Write every record out again exactly as given.

··· Entries supplied

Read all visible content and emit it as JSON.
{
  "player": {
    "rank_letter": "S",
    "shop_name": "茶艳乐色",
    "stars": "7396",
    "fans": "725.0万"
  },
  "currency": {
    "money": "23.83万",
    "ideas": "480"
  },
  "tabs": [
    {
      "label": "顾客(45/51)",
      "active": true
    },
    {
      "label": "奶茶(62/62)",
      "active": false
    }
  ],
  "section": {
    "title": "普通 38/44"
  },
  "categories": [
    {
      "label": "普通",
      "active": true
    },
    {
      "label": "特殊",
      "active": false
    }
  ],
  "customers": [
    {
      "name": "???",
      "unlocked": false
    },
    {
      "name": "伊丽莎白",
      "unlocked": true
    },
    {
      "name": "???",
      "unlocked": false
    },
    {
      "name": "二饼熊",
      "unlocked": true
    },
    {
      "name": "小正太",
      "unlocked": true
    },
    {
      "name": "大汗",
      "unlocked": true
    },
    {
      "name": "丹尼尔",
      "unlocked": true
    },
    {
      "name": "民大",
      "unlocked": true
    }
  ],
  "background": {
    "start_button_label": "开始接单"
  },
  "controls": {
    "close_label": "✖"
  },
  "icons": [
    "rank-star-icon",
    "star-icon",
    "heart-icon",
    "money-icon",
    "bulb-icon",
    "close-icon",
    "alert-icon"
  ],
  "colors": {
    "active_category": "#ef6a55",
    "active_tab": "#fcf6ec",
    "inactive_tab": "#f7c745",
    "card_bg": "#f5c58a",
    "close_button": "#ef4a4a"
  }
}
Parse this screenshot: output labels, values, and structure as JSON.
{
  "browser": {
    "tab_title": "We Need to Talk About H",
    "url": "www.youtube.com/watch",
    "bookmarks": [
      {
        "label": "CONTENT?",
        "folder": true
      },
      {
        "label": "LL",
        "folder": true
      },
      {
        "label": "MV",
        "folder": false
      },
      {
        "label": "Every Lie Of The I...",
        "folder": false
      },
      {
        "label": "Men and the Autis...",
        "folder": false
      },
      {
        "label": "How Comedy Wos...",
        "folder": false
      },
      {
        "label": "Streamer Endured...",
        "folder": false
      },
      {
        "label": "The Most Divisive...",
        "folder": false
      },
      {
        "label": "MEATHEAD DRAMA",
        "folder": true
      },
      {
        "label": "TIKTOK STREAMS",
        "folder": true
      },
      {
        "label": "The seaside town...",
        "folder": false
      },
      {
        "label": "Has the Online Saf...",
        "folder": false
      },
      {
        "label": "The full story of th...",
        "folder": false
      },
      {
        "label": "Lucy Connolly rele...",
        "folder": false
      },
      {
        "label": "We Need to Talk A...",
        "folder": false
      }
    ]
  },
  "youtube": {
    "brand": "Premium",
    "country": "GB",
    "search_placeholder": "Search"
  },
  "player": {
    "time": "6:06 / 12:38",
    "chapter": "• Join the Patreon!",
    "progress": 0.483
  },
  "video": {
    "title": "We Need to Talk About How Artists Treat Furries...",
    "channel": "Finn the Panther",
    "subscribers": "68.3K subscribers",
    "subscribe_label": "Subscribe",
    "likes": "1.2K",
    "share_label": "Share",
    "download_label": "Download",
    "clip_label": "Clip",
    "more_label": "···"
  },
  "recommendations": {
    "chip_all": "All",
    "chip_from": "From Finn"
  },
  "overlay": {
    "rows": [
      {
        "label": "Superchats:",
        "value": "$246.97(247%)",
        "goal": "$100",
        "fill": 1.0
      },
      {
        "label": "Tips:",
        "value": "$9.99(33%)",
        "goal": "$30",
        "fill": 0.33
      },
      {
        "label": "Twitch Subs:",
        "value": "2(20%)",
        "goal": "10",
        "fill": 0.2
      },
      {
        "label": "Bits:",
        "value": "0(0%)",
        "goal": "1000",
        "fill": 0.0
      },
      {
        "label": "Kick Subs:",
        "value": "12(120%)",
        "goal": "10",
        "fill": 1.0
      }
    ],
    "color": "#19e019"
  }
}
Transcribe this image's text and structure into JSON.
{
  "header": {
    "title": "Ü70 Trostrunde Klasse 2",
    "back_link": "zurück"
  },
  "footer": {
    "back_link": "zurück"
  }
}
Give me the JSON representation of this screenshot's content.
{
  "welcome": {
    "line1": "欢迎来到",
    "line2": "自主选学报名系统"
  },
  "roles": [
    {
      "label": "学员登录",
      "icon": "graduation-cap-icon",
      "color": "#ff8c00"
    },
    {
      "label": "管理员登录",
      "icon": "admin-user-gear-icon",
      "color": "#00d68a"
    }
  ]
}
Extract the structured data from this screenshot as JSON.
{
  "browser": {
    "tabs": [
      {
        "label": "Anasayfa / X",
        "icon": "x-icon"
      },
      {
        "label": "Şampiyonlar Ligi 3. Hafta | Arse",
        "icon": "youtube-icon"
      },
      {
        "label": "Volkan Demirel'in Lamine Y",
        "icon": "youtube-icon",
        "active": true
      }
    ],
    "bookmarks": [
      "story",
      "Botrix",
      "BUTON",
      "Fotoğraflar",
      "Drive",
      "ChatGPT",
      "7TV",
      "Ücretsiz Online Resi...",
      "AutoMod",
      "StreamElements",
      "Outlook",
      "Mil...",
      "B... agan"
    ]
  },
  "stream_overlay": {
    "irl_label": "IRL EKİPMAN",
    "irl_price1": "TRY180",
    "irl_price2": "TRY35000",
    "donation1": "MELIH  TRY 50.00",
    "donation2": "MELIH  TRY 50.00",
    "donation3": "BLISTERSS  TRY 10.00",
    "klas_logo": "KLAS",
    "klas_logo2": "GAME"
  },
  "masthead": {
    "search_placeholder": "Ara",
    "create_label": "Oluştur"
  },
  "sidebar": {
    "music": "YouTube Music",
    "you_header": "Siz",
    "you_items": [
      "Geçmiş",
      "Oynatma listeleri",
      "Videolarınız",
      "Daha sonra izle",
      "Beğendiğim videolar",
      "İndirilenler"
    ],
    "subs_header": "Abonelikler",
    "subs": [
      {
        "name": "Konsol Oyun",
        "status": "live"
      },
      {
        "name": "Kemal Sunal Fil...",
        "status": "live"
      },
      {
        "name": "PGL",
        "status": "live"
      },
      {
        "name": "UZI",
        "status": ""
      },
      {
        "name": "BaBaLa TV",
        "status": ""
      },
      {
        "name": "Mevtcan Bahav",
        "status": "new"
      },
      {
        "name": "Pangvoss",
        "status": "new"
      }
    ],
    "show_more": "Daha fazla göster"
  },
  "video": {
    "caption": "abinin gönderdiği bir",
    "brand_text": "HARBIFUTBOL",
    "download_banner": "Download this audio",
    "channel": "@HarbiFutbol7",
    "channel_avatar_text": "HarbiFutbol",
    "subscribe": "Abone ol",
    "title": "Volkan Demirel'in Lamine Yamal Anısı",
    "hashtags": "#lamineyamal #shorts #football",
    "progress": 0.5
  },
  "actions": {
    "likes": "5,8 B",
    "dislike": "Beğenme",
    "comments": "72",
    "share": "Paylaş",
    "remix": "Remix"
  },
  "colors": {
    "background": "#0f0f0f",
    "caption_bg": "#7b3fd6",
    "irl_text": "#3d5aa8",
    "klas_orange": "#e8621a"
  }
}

······

Exercise response.
Read all visible content and emit it as JSON.
{
  "player": {
    "rank_letter": "S",
    "shop_name": "茶艳乐色",
    "stars": "7396",
    "fans": "725.0万"
  },
  "currency": {
    "money": "23.83万",
    "ideas": "480"
  },
  "tabs": [
    {
      "label": "顾客(45/51)",
      "active": true
    },
    {
      "label": "奶茶(62/62)",
      "active": false
    }
  ],
  "section": {
    "title": "普通 38/44"
  },
  "categories": [
    {
      "label": "普通",
      "active": true
    },
    {
      "label": "特殊",
      "active": false
    }
  ],
  "customers": [
    {
      "name": "???",
      "unlocked": false
    },
    {
      "name": "伊丽莎白",
      "unlocked": true
    },
    {
      "name": "???",
      "unlocked": false
    },
    {
      "name": "二饼熊",
      "unlocked": true
    },
    {
      "name": "小正太",
      "unlocked": true
    },
    {
      "name": "大汗",
      "unlocked": true
    },
    {
      "name": "丹尼尔",
      "unlocked": true
    },
    {
      "name": "民大",
      "unlocked": true
    }
  ],
  "background": {
    "start_button_label": "开始接单"
  },
  "controls": {
    "close_label": "✖"
  },
  "icons": [
    "rank-star-icon",
    "star-icon",
    "heart-icon",
    "money-icon",
    "bulb-icon",
    "close-icon",
    "alert-icon"
  ],
  "colors": {
    "active_category": "#ef6a55",
    "active_tab": "#fcf6ec",
    "inactive_tab": "#f7c745",
    "card_bg": "#f5c58a",
    "close_button": "#ef4a4a"
  }
}
Parse this screenshot: output labels, values, and structure as JSON.
{
  "browser": {
    "tab_title": "We Need to Talk About H",
    "url": "www.youtube.com/watch",
    "bookmarks": [
      {
        "label": "CONTENT?",
        "folder": true
      },
      {
        "label": "LL",
        "folder": true
      },
      {
        "label": "MV",
        "folder": false
      },
      {
        "label": "Every Lie Of The I...",
        "folder": false
      },
      {
        "label": "Men and the Autis...",
        "folder": false
      },
      {
        "label": "How Comedy Wos...",
        "folder": false
      },
      {
        "label": "Streamer Endured...",
        "folder": false
      },
      {
        "label": "The Most Divisive...",
        "folder": false
      },
      {
        "label": "MEATHEAD DRAMA",
        "folder": true
      },
      {
        "label": "TIKTOK STREAMS",
        "folder": true
      },
      {
        "label": "The seaside town...",
        "folder": false
      },
      {
        "label": "Has the Online Saf...",
        "folder": false
      },
      {
        "label": "The full story of th...",
        "folder": false
      },
      {
        "label": "Lucy Connolly rele...",
        "folder": false
      },
      {
        "label": "We Need to Talk A...",
        "folder": false
      }
    ]
  },
  "youtube": {
    "brand": "Premium",
    "country": "GB",
    "search_placeholder": "Search"
  },
  "player": {
    "time": "6:06 / 12:38",
    "chapter": "• Join the Patreon!",
    "progress": 0.483
  },
  "video": {
    "title": "We Need to Talk About How Artists Treat Furries...",
    "channel": "Finn the Panther",
    "subscribers": "68.3K subscribers",
    "subscribe_label": "Subscribe",
    "likes": "1.2K",
    "share_label": "Share",
    "download_label": "Download",
    "clip_label": "Clip",
    "more_label": "···"
  },
  "recommendations": {
    "chip_all": "All",
    "chip_from": "From Finn"
  },
  "overlay": {
    "rows": [
      {
        "label": "Superchats:",
        "value": "$246.97(247%)",
        "goal": "$100",
        "fill": 1.0
      },
      {
        "label": "Tips:",
        "value": "$9.99(33%)",
        "goal": "$30",
        "fill": 0.33
      },
      {
        "label": "Twitch Subs:",
        "value": "2(20%)",
        "goal": "10",
        "fill": 0.2
      },
      {
        "label": "Bits:",
        "value": "0(0%)",
        "goal": "1000",
        "fill": 0.0
      },
      {
        "label": "Kick Subs:",
        "value": "12(120%)",
        "goal": "10",
        "fill": 1.0
      }
    ],
    "color": "#19e019"
  }
}
Transcribe this image's text and structure into JSON.
{
  "header": {
    "title": "Ü70 Trostrunde Klasse 2",
    "back_link": "zurück"
  },
  "footer": {
    "back_link": "zurück"
  }
}
Give me the JSON representation of this screenshot's content.
{
  "welcome": {
    "line1": "欢迎来到",
    "line2": "自主选学报名系统"
  },
  "roles": [
    {
      "label": "学员登录",
      "icon": "graduation-cap-icon",
      "color": "#ff8c00"
    },
    {
      "label": "管理员登录",
      "icon": "admin-user-gear-icon",
      "color": "#00d68a"
    }
  ]
}
Extract the structured data from this screenshot as JSON.
{
  "browser": {
    "tabs": [
      {
        "label": "Anasayfa / X",
        "icon": "x-icon"
      },
      {
        "label": "Şampiyonlar Ligi 3. Hafta | Arse",
        "icon": "youtube-icon"
      },
      {
        "label": "Volkan Demirel'in Lamine Y",
        "icon": "youtube-icon",
        "active": true
      }
    ],
    "bookmarks": [
      "story",
      "Botrix",
      "BUTON",
      "Fotoğraflar",
      "Drive",
      "ChatGPT",
      "7TV",
      "Ücretsiz Online Resi...",
      "AutoMod",
      "StreamElements",
      "Outlook",
      "Mil...",
      "B... agan"
    ]
  },
  "stream_overlay": {
    "irl_label": "IRL EKİPMAN",
    "irl_price1": "TRY180",
    "irl_price2": "TRY35000",
    "donation1": "MELIH  TRY 50.00",
    "donation2": "MELIH  TRY 50.00",
    "donation3": "BLISTERSS  TRY 10.00",
    "klas_logo": "KLAS",
    "klas_logo2": "GAME"
  },
  "masthead": {
    "search_placeholder": "Ara",
    "create_label": "Oluştur"
  },
  "sidebar": {
    "music": "YouTube Music",
    "you_header": "Siz",
    "you_items": [
      "Geçmiş",
      "Oynatma listeleri",
      "Videolarınız",
      "Daha sonra izle",
      "Beğendiğim videolar",
      "İndirilenler"
    ],
    "subs_header": "Abonelikler",
    "subs": [
      {
        "name": "Konsol Oyun",
        "status": "live"
      },
      {
        "name": "Kemal Sunal Fil...",
        "status": "live"
      },
      {
        "name": "PGL",
        "status": "live"
      },
      {
        "name": "UZI",
        "status": ""
      },
      {
        "name": "BaBaLa TV",
        "status": ""
      },
      {
        "name": "Mevtcan Bahav",
        "status": "new"
      },
      {
        "name": "Pangvoss",
        "status": "new"
      }
    ],
    "show_more": "Daha fazla göster"
  },
  "video": {
    "caption": "abinin gönderdiği bir",
    "brand_text": "HARBIFUTBOL",
    "download_banner": "Download this audio",
    "channel": "@HarbiFutbol7",
    "channel_avatar_text": "HarbiFutbol",
    "subscribe": "Abone ol",
    "title": "Volkan Demirel'in Lamine Yamal Anısı",
    "hashtags": "#lamineyamal #shorts #football",
    "progress": 0.5
  },
  "actions": {
    "likes": "5,8 B",
    "dislike": "Beğenme",
    "comments": "72",
    "share": "Paylaş",
    "remix": "Remix"
  },
  "colors": {
    "background": "#0f0f0f",
    "caption_bg": "#7b3fd6",
    "irl_text": "#3d5aa8",
    "klas_orange": "#e8621a"
  }
}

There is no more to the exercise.